» **The input**:
= = = = = = =

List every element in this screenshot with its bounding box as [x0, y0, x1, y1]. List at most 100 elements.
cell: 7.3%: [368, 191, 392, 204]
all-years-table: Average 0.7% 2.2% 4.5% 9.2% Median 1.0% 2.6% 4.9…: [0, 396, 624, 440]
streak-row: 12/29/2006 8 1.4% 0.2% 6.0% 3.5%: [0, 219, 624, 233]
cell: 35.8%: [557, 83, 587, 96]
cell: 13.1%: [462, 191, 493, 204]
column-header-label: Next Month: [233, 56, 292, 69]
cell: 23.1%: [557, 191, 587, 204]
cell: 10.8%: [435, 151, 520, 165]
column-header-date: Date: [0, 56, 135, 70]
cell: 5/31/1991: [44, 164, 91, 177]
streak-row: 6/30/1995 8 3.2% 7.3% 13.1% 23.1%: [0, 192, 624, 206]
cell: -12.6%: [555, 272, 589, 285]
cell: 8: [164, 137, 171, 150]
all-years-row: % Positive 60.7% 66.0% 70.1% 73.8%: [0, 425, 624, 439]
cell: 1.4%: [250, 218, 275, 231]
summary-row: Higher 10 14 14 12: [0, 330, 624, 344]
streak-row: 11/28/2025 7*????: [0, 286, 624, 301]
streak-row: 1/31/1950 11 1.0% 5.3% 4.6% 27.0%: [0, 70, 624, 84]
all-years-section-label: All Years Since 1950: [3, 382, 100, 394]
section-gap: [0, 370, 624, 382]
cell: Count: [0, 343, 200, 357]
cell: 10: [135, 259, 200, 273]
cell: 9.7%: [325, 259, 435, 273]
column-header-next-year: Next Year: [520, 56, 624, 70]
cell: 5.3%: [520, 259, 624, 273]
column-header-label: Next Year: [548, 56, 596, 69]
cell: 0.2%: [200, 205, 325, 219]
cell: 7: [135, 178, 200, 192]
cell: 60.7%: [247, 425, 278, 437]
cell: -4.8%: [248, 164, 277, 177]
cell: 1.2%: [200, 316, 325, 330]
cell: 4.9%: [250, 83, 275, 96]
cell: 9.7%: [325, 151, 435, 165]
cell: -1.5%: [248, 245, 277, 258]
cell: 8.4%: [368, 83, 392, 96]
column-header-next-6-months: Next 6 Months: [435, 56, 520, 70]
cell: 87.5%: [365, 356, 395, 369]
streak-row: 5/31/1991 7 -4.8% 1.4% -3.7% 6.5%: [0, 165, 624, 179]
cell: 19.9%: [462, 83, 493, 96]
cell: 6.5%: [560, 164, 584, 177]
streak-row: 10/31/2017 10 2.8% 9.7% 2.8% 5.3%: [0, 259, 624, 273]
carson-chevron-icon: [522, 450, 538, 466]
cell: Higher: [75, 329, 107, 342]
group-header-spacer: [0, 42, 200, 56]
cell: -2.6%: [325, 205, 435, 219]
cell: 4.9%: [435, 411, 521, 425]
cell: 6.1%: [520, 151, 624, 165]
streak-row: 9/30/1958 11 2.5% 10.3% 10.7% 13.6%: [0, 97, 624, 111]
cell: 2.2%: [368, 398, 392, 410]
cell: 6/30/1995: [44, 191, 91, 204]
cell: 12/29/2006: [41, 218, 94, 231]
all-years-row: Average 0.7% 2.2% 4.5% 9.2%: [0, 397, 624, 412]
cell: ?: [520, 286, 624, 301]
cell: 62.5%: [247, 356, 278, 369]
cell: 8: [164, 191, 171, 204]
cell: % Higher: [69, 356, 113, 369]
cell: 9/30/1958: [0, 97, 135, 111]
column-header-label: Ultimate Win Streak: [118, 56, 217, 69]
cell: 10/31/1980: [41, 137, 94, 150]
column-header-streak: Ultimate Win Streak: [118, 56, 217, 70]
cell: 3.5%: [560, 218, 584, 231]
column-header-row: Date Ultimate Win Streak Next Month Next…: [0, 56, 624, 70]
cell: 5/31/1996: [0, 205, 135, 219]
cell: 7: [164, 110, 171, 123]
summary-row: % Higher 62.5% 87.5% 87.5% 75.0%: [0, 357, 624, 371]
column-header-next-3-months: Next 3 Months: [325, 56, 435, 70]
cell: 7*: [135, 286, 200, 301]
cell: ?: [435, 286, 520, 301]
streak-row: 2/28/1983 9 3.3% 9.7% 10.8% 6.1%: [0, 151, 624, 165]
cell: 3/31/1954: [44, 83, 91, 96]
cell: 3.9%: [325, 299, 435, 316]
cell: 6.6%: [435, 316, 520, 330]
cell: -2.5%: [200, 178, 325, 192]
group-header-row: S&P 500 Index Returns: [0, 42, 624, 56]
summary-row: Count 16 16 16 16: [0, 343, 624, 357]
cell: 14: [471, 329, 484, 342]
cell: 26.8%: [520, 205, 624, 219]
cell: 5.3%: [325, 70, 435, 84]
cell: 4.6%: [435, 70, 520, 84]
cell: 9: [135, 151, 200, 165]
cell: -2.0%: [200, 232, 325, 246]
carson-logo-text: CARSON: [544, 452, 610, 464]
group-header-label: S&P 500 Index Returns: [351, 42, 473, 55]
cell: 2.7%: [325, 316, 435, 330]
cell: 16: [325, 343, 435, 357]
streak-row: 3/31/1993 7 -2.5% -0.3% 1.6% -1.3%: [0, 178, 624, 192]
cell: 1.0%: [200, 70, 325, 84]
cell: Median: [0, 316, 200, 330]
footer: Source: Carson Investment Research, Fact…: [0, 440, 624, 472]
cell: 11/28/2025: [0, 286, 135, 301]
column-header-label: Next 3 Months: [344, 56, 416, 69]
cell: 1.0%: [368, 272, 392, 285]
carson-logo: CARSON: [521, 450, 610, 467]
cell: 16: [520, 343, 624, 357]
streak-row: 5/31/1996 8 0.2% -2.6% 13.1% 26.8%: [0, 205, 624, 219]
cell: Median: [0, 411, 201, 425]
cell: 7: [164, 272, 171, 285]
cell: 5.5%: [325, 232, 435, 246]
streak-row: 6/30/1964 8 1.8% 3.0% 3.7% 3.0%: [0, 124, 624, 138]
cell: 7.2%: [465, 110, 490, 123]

= = = = = = =

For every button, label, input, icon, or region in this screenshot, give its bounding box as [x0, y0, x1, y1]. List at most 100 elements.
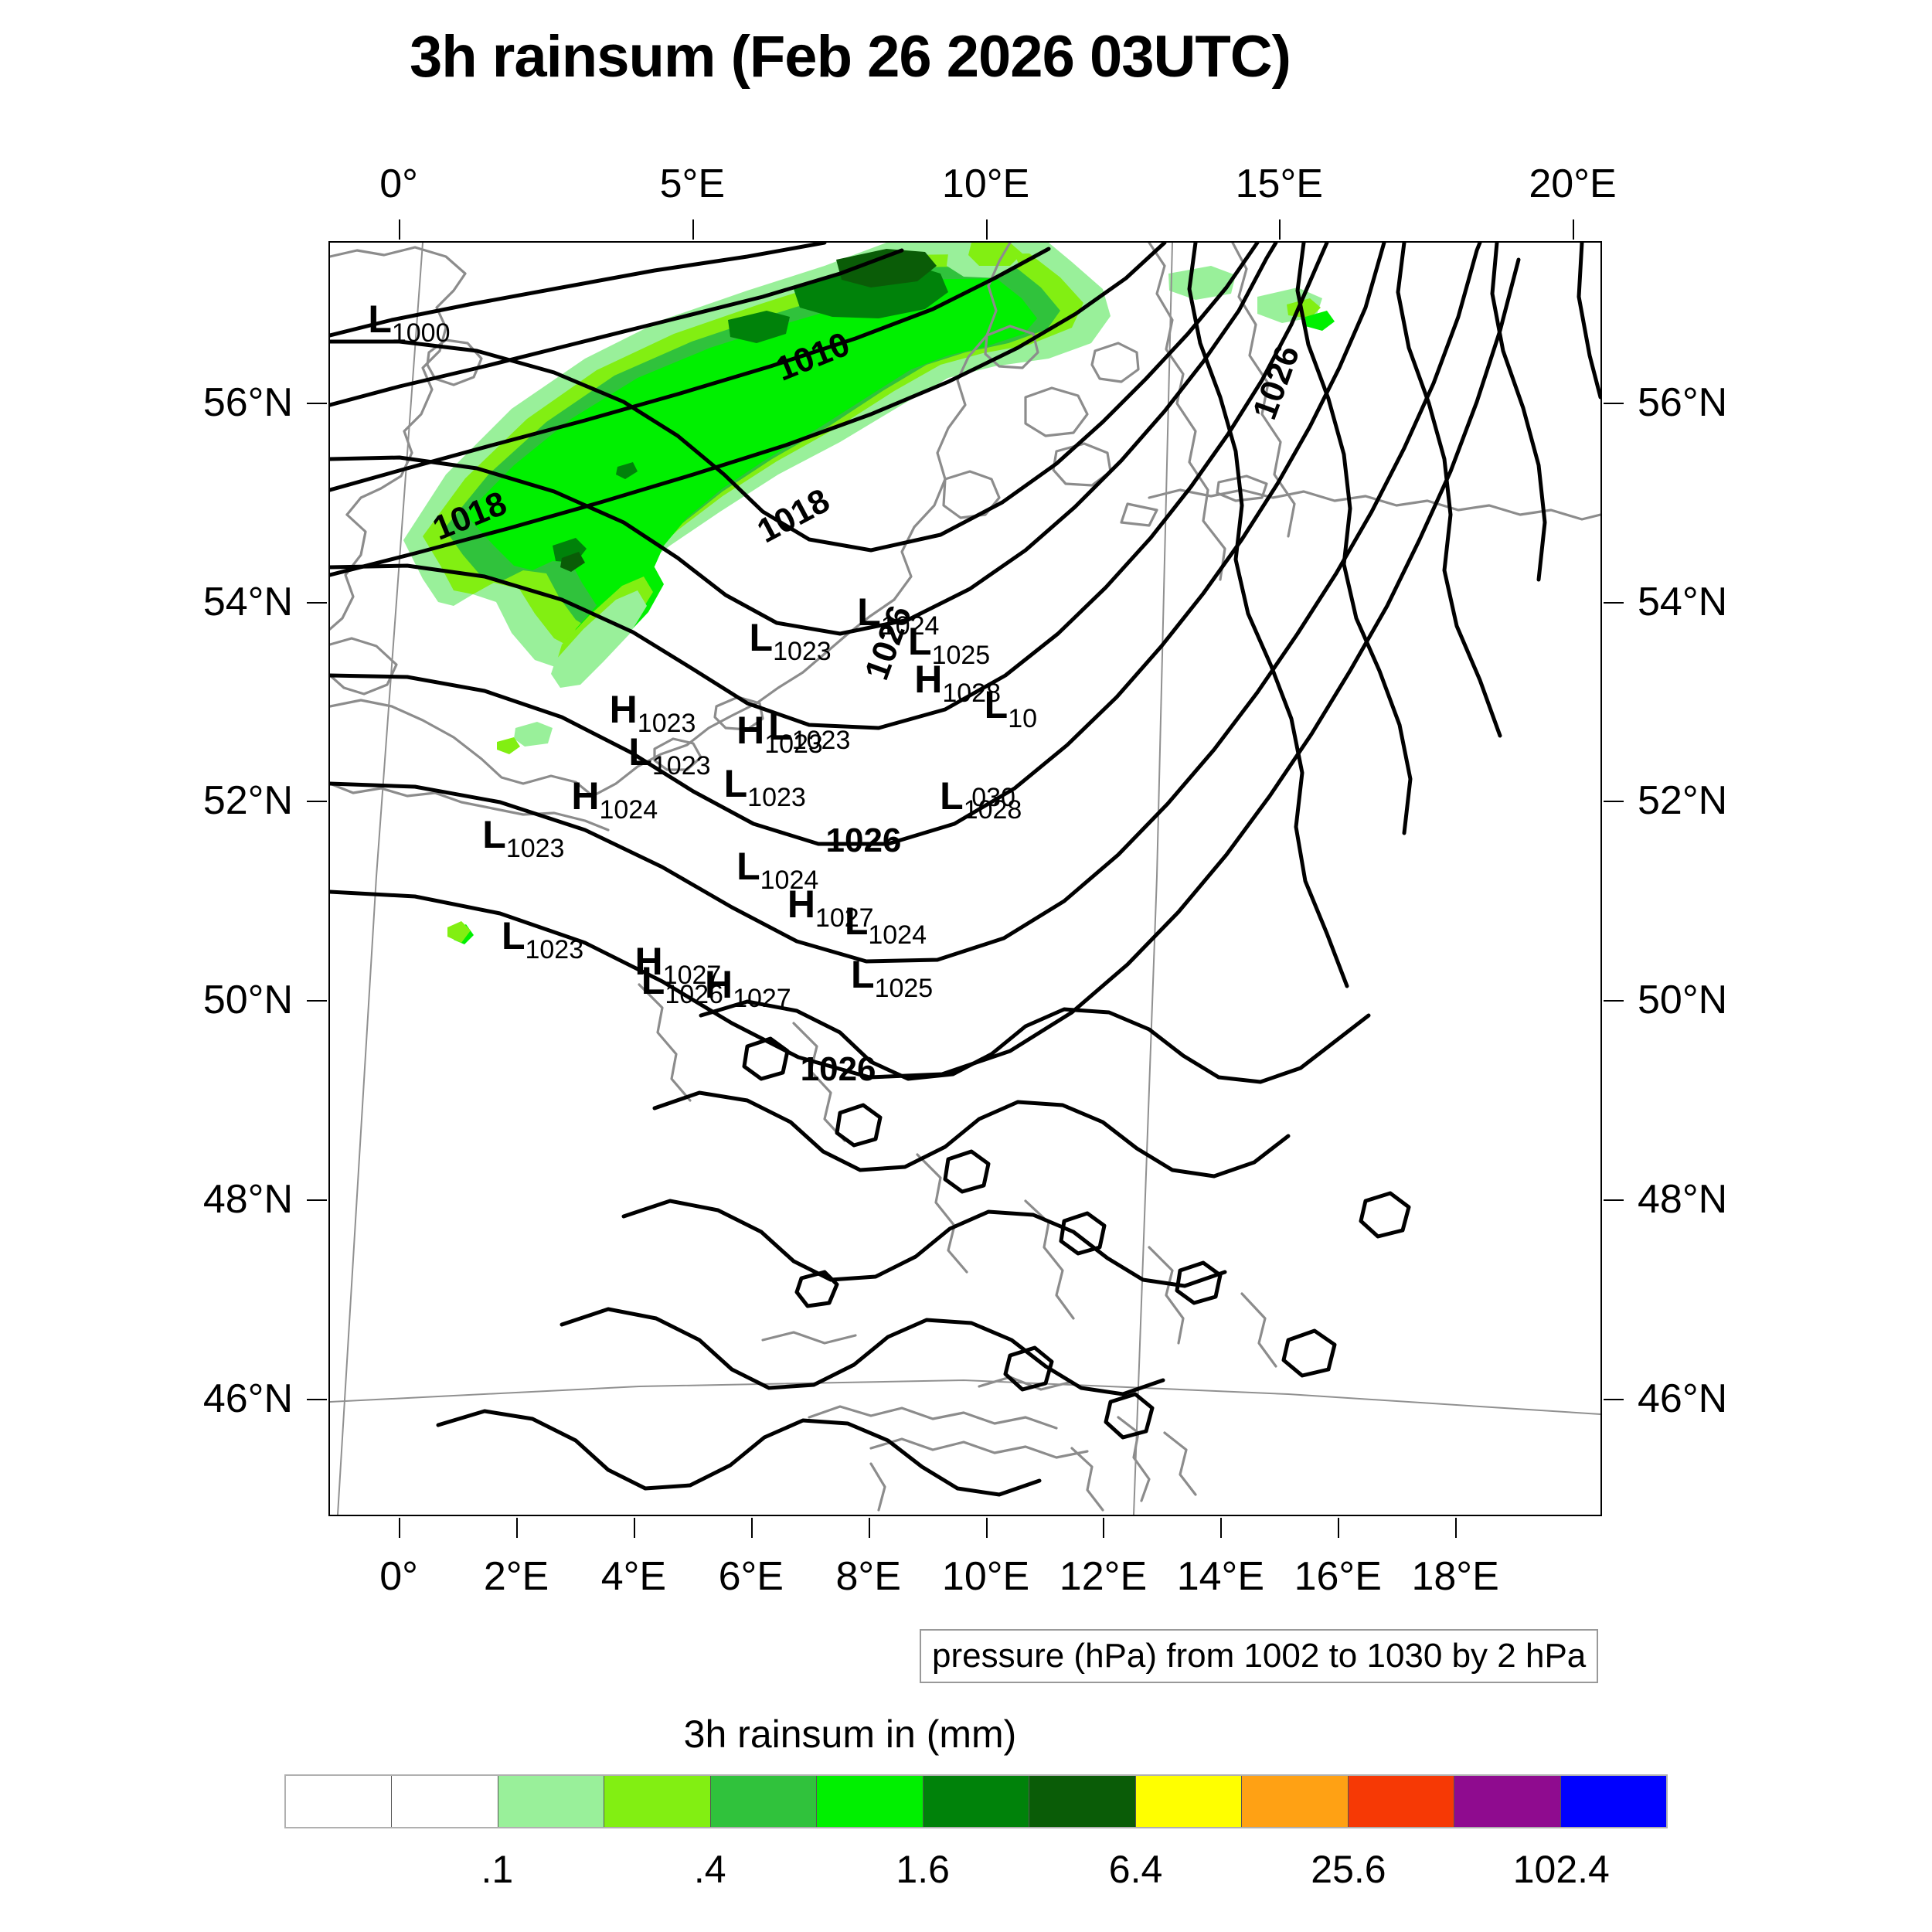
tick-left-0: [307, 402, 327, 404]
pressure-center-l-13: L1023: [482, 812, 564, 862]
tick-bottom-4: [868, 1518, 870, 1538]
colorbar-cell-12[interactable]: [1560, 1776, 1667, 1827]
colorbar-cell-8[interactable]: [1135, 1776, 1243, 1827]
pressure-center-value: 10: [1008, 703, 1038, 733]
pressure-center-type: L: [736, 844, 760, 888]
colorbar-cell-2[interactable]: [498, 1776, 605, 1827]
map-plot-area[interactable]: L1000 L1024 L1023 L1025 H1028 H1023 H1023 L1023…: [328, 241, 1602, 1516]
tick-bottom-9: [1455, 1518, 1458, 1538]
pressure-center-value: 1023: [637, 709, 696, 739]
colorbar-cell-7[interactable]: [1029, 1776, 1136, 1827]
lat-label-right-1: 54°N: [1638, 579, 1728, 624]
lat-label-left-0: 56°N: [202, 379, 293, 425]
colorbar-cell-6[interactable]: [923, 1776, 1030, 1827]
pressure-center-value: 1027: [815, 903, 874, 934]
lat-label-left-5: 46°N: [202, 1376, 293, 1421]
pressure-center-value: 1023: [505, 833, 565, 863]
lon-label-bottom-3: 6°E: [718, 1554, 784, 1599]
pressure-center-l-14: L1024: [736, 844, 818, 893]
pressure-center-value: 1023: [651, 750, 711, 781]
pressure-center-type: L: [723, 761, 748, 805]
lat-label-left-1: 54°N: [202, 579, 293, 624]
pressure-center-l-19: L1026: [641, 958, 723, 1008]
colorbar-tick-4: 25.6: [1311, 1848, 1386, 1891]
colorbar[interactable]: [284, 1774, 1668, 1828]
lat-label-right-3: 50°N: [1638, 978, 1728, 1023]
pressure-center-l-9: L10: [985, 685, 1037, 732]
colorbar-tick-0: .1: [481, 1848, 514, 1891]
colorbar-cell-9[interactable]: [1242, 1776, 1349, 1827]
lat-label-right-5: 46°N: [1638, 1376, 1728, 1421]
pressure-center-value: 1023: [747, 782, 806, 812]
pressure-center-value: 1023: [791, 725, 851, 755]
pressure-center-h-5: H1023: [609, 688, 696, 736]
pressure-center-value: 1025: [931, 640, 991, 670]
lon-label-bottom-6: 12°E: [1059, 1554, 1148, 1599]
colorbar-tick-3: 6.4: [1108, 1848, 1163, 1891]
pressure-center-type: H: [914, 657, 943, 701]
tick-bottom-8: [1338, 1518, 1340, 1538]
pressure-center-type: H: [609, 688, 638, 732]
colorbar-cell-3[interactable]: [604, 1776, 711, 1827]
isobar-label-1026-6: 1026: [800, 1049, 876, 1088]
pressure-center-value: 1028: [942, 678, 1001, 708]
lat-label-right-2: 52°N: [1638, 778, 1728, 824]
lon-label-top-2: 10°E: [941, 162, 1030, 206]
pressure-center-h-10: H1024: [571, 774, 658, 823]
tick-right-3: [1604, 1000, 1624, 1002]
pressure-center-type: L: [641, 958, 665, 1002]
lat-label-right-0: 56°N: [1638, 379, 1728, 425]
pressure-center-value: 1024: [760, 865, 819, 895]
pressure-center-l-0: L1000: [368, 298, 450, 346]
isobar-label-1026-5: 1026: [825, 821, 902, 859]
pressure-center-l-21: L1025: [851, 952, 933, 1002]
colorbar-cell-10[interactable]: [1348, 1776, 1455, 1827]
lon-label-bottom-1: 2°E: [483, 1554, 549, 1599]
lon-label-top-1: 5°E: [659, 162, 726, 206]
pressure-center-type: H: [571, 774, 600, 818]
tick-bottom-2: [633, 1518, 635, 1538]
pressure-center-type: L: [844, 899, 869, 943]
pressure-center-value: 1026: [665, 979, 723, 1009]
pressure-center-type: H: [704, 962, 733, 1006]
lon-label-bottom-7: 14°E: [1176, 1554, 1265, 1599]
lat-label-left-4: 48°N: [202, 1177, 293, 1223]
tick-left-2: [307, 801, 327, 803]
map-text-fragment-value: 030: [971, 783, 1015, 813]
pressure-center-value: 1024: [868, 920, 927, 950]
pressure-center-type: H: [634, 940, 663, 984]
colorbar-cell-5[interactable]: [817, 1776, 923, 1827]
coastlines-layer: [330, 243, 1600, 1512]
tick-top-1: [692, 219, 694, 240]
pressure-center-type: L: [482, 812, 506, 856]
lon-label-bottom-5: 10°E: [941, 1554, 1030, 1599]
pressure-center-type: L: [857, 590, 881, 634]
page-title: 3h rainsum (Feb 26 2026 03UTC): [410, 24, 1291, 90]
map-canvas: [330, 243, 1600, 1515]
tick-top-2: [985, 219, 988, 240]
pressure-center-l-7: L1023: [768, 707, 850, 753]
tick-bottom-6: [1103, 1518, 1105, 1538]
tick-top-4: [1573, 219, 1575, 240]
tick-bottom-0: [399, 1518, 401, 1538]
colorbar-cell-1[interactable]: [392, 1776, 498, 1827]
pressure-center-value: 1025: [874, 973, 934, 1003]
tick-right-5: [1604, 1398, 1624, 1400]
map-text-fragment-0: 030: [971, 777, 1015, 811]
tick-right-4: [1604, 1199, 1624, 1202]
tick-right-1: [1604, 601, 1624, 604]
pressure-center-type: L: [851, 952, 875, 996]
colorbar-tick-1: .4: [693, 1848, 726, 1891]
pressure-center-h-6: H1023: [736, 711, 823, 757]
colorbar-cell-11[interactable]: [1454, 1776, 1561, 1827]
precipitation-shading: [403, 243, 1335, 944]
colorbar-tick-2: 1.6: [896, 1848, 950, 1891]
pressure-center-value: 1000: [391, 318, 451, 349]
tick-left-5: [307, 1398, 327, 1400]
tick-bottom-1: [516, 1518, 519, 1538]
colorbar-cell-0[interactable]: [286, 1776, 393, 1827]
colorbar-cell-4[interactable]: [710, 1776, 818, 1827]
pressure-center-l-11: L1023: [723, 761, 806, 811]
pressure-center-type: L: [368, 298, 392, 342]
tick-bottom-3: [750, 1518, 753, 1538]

= = = = = = =

» **Job**: Please reproduce, character for character, the part of the records above that opens with the line containing "List every element" and closes with the line containing "cell: Count: [0, 343, 200, 357]", including both of those lines.

» **In response**:
List every element in this screenshot with its bounding box as [x0, y0, x1, y1]. List at most 100 elements.
cell: 7.3%: [368, 191, 392, 204]
all-years-table: Average 0.7% 2.2% 4.5% 9.2% Median 1.0% 2.6% 4.9…: [0, 396, 624, 440]
streak-row: 12/29/2006 8 1.4% 0.2% 6.0% 3.5%: [0, 219, 624, 233]
cell: 35.8%: [557, 83, 587, 96]
cell: 13.1%: [462, 191, 493, 204]
column-header-label: Next Month: [233, 56, 292, 69]
cell: 23.1%: [557, 191, 587, 204]
cell: 10.8%: [435, 151, 520, 165]
column-header-date: Date: [0, 56, 135, 70]
cell: 5/31/1991: [44, 164, 91, 177]
streak-row: 6/30/1995 8 3.2% 7.3% 13.1% 23.1%: [0, 192, 624, 206]
cell: -12.6%: [555, 272, 589, 285]
cell: 8: [164, 137, 171, 150]
all-years-row: % Positive 60.7% 66.0% 70.1% 73.8%: [0, 425, 624, 439]
cell: 1.4%: [250, 218, 275, 231]
summary-row: Higher 10 14 14 12: [0, 330, 624, 344]
streak-row: 11/28/2025 7*????: [0, 286, 624, 301]
streak-row: 1/31/1950 11 1.0% 5.3% 4.6% 27.0%: [0, 70, 624, 84]
all-years-section-label: All Years Since 1950: [3, 382, 100, 394]
section-gap: [0, 370, 624, 382]
cell: Count: [0, 343, 200, 357]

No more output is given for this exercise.